• [Your task] Write out all the data again, exactly as it stands.

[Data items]
——

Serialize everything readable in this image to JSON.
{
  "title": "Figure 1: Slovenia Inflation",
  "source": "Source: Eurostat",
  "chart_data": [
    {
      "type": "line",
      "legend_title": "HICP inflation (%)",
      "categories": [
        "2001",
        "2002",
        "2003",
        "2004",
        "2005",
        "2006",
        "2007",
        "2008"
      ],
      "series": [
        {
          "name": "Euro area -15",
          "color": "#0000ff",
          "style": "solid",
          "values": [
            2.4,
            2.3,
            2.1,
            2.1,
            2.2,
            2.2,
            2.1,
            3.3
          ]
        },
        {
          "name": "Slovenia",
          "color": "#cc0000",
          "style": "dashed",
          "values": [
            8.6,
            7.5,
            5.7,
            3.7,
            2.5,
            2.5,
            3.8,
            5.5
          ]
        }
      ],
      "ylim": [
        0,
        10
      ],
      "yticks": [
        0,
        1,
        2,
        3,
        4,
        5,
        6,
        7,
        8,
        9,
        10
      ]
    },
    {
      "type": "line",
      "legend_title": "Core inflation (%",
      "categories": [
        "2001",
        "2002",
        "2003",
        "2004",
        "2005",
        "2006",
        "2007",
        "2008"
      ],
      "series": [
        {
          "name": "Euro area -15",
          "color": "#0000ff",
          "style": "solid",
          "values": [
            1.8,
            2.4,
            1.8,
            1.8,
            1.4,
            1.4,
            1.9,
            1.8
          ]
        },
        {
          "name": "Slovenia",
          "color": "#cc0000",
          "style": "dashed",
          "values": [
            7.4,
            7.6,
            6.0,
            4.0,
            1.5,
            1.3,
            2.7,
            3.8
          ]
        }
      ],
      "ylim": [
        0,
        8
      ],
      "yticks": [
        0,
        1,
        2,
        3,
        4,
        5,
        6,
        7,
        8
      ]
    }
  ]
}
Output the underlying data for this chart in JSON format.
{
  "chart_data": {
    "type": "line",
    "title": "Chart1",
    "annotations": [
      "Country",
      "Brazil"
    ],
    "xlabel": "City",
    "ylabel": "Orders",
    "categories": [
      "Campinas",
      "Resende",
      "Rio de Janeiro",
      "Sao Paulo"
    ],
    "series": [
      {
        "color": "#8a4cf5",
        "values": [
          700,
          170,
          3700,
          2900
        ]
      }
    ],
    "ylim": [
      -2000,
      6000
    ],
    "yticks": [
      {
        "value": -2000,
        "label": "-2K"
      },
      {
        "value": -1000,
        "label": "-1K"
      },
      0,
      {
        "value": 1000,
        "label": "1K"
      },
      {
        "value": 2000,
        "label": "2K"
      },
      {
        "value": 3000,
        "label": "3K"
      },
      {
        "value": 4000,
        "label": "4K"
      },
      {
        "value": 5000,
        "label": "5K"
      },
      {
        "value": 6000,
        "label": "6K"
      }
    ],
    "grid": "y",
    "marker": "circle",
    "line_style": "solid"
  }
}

——

• [Result for this task]
Serialize everything readable in this image to JSON.
{
  "title": "Figure 1: Slovenia Inflation",
  "source": "Source: Eurostat",
  "chart_data": [
    {
      "type": "line",
      "legend_title": "HICP inflation (%)",
      "categories": [
        "2001",
        "2002",
        "2003",
        "2004",
        "2005",
        "2006",
        "2007",
        "2008"
      ],
      "series": [
        {
          "name": "Euro area -15",
          "color": "#0000ff",
          "style": "solid",
          "values": [
            2.4,
            2.3,
            2.1,
            2.1,
            2.2,
            2.2,
            2.1,
            3.3
          ]
        },
        {
          "name": "Slovenia",
          "color": "#cc0000",
          "style": "dashed",
          "values": [
            8.6,
            7.5,
            5.7,
            3.7,
            2.5,
            2.5,
            3.8,
            5.5
          ]
        }
      ],
      "ylim": [
        0,
        10
      ],
      "yticks": [
        0,
        1,
        2,
        3,
        4,
        5,
        6,
        7,
        8,
        9,
        10
      ]
    },
    {
      "type": "line",
      "legend_title": "Core inflation (%",
      "categories": [
        "2001",
        "2002",
        "2003",
        "2004",
        "2005",
        "2006",
        "2007",
        "2008"
      ],
      "series": [
        {
          "name": "Euro area -15",
          "color": "#0000ff",
          "style": "solid",
          "values": [
            1.8,
            2.4,
            1.8,
            1.8,
            1.4,
            1.4,
            1.9,
            1.8
          ]
        },
        {
          "name": "Slovenia",
          "color": "#cc0000",
          "style": "dashed",
          "values": [
            7.4,
            7.6,
            6.0,
            4.0,
            1.5,
            1.3,
            2.7,
            3.8
          ]
        }
      ],
      "ylim": [
        0,
        8
      ],
      "yticks": [
        0,
        1,
        2,
        3,
        4,
        5,
        6,
        7,
        8
      ]
    }
  ]
}
Output the underlying data for this chart in JSON format.
{
  "chart_data": {
    "type": "line",
    "title": "Chart1",
    "annotations": [
      "Country",
      "Brazil"
    ],
    "xlabel": "City",
    "ylabel": "Orders",
    "categories": [
      "Campinas",
      "Resende",
      "Rio de Janeiro",
      "Sao Paulo"
    ],
    "series": [
      {
        "color": "#8a4cf5",
        "values": [
          700,
          170,
          3700,
          2900
        ]
      }
    ],
    "ylim": [
      -2000,
      6000
    ],
    "yticks": [
      {
        "value": -2000,
        "label": "-2K"
      },
      {
        "value": -1000,
        "label": "-1K"
      },
      0,
      {
        "value": 1000,
        "label": "1K"
      },
      {
        "value": 2000,
        "label": "2K"
      },
      {
        "value": 3000,
        "label": "3K"
      },
      {
        "value": 4000,
        "label": "4K"
      },
      {
        "value": 5000,
        "label": "5K"
      },
      {
        "value": 6000,
        "label": "6K"
      }
    ],
    "grid": "y",
    "marker": "circle",
    "line_style": "solid"
  }
}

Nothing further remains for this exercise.